Stated problem:
Exactly as given, repeat all of the entries.

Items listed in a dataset
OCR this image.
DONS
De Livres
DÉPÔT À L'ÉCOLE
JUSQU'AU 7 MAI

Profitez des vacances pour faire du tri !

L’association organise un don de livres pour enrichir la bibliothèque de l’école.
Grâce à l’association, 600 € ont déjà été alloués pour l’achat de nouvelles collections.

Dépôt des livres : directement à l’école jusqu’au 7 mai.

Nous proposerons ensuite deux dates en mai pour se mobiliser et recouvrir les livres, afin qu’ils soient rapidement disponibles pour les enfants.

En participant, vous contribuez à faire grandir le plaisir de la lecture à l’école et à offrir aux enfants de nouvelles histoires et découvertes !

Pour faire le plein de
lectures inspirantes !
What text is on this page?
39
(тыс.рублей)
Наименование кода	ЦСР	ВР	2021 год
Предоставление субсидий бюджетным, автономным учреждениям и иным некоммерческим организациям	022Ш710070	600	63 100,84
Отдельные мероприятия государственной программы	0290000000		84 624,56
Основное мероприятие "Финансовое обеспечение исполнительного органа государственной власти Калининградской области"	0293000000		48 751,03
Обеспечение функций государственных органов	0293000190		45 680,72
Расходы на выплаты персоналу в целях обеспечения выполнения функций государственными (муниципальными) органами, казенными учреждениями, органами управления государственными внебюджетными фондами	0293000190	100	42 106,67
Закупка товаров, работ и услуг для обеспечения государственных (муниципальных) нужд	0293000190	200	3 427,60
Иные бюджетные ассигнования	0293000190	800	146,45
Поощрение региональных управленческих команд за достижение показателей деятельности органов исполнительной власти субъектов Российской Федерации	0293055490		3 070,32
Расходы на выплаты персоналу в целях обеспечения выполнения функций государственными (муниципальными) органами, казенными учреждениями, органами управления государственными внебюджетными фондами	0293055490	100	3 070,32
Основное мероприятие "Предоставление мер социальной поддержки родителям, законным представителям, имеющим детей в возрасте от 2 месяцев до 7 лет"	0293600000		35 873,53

Complete output:
OCR this image.
DONS
De Livres
DÉPÔT À L'ÉCOLE
JUSQU'AU 7 MAI

Profitez des vacances pour faire du tri !

L’association organise un don de livres pour enrichir la bibliothèque de l’école.
Grâce à l’association, 600 € ont déjà été alloués pour l’achat de nouvelles collections.

Dépôt des livres : directement à l’école jusqu’au 7 mai.

Nous proposerons ensuite deux dates en mai pour se mobiliser et recouvrir les livres, afin qu’ils soient rapidement disponibles pour les enfants.

En participant, vous contribuez à faire grandir le plaisir de la lecture à l’école et à offrir aux enfants de nouvelles histoires et découvertes !

Pour faire le plein de
lectures inspirantes !
What text is on this page?
39
(тыс.рублей)
Наименование кода	ЦСР	ВР	2021 год
Предоставление субсидий бюджетным, автономным учреждениям и иным некоммерческим организациям	022Ш710070	600	63 100,84
Отдельные мероприятия государственной программы	0290000000		84 624,56
Основное мероприятие "Финансовое обеспечение исполнительного органа государственной власти Калининградской области"	0293000000		48 751,03
Обеспечение функций государственных органов	0293000190		45 680,72
Расходы на выплаты персоналу в целях обеспечения выполнения функций государственными (муниципальными) органами, казенными учреждениями, органами управления государственными внебюджетными фондами	0293000190	100	42 106,67
Закупка товаров, работ и услуг для обеспечения государственных (муниципальных) нужд	0293000190	200	3 427,60
Иные бюджетные ассигнования	0293000190	800	146,45
Поощрение региональных управленческих команд за достижение показателей деятельности органов исполнительной власти субъектов Российской Федерации	0293055490		3 070,32
Расходы на выплаты персоналу в целях обеспечения выполнения функций государственными (муниципальными) органами, казенными учреждениями, органами управления государственными внебюджетными фондами	0293055490	100	3 070,32
Основное мероприятие "Предоставление мер социальной поддержки родителям, законным представителям, имеющим детей в возрасте от 2 месяцев до 7 лет"	0293600000		35 873,53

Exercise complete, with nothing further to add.